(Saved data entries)
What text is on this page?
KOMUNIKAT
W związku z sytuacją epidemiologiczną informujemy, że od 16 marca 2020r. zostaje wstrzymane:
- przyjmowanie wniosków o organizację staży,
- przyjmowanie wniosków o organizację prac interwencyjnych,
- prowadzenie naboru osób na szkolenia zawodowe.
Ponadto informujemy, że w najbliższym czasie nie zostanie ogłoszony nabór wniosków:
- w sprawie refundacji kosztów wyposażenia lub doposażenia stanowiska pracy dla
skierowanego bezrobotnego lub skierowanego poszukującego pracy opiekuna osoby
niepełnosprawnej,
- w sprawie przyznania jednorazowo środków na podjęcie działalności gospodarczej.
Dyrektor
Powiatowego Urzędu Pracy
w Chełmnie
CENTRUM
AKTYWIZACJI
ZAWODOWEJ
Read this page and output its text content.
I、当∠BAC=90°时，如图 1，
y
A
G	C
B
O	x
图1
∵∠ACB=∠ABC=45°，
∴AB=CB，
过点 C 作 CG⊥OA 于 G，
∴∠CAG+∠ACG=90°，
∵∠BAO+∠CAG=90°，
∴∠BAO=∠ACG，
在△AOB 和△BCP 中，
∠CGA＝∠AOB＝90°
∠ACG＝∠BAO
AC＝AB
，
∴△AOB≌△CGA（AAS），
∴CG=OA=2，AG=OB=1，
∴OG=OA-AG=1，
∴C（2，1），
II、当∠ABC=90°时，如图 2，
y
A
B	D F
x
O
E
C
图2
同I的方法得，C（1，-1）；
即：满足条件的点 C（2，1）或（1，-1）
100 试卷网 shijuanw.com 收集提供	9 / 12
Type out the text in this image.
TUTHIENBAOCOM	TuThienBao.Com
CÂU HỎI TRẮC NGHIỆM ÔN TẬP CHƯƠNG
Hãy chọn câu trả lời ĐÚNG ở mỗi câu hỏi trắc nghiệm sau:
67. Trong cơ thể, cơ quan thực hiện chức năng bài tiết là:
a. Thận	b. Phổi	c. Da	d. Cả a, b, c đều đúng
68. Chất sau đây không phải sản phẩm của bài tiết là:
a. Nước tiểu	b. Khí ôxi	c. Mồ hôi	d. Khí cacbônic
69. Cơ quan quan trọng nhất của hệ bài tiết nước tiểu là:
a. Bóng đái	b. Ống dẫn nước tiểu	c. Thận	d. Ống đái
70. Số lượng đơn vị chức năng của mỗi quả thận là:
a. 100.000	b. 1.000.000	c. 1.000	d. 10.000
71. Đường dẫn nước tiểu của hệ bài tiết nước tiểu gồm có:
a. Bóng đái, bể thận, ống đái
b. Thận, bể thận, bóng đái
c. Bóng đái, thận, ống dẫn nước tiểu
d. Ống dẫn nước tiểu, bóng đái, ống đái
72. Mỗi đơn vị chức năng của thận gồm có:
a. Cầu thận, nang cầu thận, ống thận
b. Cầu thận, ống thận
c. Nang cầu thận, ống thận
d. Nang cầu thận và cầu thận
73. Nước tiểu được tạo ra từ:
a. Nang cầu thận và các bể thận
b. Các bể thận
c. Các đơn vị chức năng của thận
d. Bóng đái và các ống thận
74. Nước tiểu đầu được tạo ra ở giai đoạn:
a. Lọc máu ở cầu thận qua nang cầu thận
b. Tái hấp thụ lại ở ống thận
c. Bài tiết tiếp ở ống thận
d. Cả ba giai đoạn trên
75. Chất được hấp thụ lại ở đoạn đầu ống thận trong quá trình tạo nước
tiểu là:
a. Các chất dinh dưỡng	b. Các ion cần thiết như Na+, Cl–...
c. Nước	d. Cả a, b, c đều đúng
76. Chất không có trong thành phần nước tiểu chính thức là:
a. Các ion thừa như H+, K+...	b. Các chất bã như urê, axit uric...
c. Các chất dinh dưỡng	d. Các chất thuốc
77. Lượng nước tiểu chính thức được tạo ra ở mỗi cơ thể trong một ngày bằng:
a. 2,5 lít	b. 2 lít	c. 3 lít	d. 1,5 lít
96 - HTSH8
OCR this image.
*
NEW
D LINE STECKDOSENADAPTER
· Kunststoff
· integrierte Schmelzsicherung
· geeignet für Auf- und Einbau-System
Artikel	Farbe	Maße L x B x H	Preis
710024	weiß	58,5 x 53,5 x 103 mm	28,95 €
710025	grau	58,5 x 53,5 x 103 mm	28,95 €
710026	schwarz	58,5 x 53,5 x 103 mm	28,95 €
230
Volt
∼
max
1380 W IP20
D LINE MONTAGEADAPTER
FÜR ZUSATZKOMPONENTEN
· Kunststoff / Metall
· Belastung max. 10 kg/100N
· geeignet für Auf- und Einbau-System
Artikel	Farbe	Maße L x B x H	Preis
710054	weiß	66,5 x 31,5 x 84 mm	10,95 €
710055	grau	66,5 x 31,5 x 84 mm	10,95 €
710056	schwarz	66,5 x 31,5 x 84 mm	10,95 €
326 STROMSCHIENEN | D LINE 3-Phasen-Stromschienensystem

◆ **Exercise**: Go through the preceding material and copy each line that has the word "giai".

◆ **Solved problem**:
74. Nước tiểu đầu được tạo ra ở giai đoạn:
d. Cả ba giai đoạn trên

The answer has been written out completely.